[Activity 1] In the review of Delhi: A Soliloquy, who translated the novel from its Malayalam original?
[Activity 2] From the review of Delhi: A Soliloquy, copy the passage between "The Indo-China war" and "more refugee camps.", inclusive, swapping "sirens" for "alarms".
[Activity 3] Summarize the review of Delhi: A Soliloquy in two sentences.
==== Source document
The communal frenzy that ripped apart Delhi early this year before the pandemic came as an absurd reprieve appalled many. Understandably so, because to outsiders, Delhi remains a symbol of power, affluence and culture. Its poverty and squalor, toiling migrants, or its undercurrents of bigotry have often been walled up. Much like the bamboo curtains that sought to hide the city’s slums during the Commonwealth Games. It is this scarred face of the capital that M. Mukundan chooses to reveal in his novel Delhi: A Soliloquy. Beautifully translated from the Malayalam original Delhi Gadhakal by Fathima E.V. and Nandakumar K., it dives deep into the Delhi of the 1960s through the ’80s, giving us insights into the lives of the Malayali diaspora and the epochal events that shaped the city.
As cultural attaché at the French embassy in the early ’60s, Delhi was Mukundan’s home for over four decades. Like Mukundan, the novel’s principal character, Sahadevan, arrives in Delhi from Kerala for work. Sahadevan is also an aspiring novelist and a despairing brother, worrying over his unmarried sisters back home and the adopted ones in his new homeland. A sympathetic observer and chronicler of the events and people that will intersect his life, Sahadevan’s musings carry forward the narrative.
The Indo-China war of 1962 is the first of the string of momentous events that Sahadevan witnesses. Two more wars will follow, marking the return of the wail of sirens and digging of trenches. And of the memories of Partition and the sprouting of more refugee camps.
The Chinese betrayal has a fatal effect on Sahadevan’s benefactor Shreedharanunni, a government employee and avowed communist. Mukundan adeptly brings out the familiar Malayali-ness of the characters: Shreedharanunni, the China-obsessed trade union leader; Vasu, the celebrated young artist-iconoclast and Kunhikrishnan, the crusading workaholic journalist. Devi and Lalitha are the Malayali wives who grapple with an alien language, but in the end show they’re made of sterner stuff. There are the Malayalis pining for home, like Rosily, the call girl, or Dasappan, the roadside barber.
It is in government offices and hospitals where the Malayali community takes root, the hopefuls, covered in coal dust, arrive in Delhi after taking the same, long arduous train journey as Sahadevan—from Kerala via Madras. This is as much a story of their daily struggles as it is about a city that attempts to resurrect after every descent into a dehumanising tragedy.
Mukundan describes a bygone era in vivid, unfussy detail. Delhi in the 1960s was a city of villages, where people grew crops and bred buffaloes. Expanses of cauliflower and wheat fields flourished where Kailash Colony stands today. Sahadevan walks us through the humble alleyways and tree-lined avenues of Delhi, to Malayali stores that sell dried fish and coconuts. But he is rendered immobile at Turkman Gate, the violent epicentre of the Emergency of 1975.
========
==== Data shown
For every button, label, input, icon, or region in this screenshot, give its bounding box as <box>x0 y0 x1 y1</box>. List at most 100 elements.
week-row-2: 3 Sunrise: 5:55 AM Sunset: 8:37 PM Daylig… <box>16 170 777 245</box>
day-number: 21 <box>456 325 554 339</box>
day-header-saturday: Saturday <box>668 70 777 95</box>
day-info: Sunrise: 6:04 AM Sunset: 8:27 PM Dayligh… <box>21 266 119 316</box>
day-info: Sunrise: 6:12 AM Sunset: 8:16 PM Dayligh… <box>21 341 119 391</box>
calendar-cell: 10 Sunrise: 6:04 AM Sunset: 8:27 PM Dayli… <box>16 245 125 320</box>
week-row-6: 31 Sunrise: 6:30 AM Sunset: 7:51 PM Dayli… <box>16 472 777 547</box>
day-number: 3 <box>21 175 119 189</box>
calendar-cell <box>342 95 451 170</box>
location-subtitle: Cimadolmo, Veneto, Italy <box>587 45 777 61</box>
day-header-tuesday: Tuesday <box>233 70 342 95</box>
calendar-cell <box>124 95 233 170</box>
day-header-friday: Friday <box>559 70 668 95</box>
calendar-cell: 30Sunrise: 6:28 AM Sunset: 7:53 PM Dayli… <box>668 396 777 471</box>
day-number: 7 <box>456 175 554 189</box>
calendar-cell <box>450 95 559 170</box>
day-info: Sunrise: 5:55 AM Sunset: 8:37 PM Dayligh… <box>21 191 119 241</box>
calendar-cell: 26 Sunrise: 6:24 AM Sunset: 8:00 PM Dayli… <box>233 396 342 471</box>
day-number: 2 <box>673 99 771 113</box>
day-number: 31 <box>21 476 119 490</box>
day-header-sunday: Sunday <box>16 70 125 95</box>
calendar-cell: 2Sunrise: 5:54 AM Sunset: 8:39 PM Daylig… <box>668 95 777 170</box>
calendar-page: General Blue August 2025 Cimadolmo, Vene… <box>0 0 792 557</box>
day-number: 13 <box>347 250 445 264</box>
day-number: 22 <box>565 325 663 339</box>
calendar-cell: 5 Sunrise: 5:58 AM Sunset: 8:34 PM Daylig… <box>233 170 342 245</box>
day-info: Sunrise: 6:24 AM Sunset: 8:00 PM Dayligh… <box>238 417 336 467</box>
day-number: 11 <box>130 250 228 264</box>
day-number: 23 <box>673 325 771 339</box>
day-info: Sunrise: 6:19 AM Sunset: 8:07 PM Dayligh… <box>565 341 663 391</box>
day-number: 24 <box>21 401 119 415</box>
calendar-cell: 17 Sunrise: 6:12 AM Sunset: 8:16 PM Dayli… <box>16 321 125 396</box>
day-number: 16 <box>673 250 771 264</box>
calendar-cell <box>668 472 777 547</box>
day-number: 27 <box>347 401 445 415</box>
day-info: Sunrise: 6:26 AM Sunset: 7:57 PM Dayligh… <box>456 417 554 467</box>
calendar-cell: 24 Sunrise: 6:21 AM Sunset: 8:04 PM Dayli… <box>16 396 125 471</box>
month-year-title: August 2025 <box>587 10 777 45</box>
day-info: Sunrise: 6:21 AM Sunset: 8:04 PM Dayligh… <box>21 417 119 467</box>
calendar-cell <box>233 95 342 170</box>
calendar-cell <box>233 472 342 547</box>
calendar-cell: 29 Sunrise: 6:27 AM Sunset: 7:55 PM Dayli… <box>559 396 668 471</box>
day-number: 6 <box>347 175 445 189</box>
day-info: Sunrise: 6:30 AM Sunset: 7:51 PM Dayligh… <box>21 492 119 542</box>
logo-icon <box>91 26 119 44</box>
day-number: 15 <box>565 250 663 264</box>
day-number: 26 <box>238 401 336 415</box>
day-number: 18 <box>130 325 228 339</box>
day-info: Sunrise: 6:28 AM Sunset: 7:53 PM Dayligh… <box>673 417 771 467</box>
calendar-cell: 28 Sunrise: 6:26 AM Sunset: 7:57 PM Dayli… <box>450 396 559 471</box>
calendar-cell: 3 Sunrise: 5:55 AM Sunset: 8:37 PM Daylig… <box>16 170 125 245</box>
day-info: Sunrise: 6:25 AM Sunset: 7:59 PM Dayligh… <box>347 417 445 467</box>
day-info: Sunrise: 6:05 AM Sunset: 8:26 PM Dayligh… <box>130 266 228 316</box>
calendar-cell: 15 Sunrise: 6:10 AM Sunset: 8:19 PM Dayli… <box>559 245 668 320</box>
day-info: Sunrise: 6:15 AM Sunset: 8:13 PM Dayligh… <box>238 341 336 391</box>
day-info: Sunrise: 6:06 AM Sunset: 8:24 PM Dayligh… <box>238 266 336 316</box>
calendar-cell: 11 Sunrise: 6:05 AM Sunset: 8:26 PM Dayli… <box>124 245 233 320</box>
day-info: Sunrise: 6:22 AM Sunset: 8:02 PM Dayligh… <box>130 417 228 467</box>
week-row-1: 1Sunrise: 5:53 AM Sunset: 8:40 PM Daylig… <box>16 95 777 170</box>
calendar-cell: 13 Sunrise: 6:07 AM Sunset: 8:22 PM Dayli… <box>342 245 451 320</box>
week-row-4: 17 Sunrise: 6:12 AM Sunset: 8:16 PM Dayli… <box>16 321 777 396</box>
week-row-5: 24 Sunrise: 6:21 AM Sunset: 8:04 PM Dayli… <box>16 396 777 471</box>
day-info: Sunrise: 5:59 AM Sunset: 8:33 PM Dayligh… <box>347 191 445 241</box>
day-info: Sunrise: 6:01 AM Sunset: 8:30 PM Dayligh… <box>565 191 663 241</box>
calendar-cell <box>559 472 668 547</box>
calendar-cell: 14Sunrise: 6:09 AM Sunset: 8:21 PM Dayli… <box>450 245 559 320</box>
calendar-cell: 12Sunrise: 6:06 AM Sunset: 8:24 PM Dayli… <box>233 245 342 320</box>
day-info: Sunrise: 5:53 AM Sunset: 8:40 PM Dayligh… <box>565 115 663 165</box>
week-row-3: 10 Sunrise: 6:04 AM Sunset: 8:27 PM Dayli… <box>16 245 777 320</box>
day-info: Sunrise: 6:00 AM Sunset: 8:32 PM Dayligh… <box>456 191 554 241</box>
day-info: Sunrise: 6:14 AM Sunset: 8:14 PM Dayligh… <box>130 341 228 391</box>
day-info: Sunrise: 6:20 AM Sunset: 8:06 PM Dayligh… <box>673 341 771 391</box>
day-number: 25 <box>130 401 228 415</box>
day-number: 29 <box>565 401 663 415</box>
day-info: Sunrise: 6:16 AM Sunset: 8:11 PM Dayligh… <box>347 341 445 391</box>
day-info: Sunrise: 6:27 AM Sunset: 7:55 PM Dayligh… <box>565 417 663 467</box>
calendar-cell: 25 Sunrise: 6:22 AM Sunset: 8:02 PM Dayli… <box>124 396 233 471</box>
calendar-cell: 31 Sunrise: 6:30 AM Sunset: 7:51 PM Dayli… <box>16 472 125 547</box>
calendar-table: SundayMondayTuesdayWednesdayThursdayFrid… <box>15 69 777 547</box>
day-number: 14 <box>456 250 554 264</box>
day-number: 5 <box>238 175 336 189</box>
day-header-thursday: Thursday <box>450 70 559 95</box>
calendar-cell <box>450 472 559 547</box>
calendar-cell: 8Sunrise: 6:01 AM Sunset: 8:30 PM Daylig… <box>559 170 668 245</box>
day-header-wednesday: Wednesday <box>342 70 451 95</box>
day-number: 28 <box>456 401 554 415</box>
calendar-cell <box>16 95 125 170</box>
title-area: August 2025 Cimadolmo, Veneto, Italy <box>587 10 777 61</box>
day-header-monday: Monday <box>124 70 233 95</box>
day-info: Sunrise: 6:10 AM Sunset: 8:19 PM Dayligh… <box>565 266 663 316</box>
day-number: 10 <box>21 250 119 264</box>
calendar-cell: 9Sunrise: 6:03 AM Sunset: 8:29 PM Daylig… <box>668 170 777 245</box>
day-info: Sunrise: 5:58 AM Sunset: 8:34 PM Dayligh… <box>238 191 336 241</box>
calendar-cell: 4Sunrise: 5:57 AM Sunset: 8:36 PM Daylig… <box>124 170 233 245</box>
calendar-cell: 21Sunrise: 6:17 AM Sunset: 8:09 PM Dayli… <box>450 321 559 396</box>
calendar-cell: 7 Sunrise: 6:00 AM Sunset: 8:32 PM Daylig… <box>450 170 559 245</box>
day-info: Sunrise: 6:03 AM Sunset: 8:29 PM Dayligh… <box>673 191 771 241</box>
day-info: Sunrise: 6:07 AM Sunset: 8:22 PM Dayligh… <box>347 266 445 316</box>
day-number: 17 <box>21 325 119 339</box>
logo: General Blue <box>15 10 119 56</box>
========
[Task response 1] Fathima E.V. and Nandakumar K.

[Task response 2]
The Indo-China war of 1962 is the first of the string of momentous events that Sahadevan witnesses. Two more wars will follow, marking the return of the wail of alarms and digging of trenches. And of the memories of Partition and the sprouting of more refugee camps.

[Task response 3] M. Mukundan's novel Delhi: A Soliloquy, translated from the Malayalam by Fathima E.V. and Nandakumar K., explores Delhi from the 1960s through the '80s through the lives of the Malayali diaspora and the events that shaped the city. Its principal character, Sahadevan, an aspiring novelist who arrives from Kerala for work, witnesses events such as the Indo-China war of 1962 and the Emergency of 1975 as the novel portrays the daily struggles of Malayalis in the capital.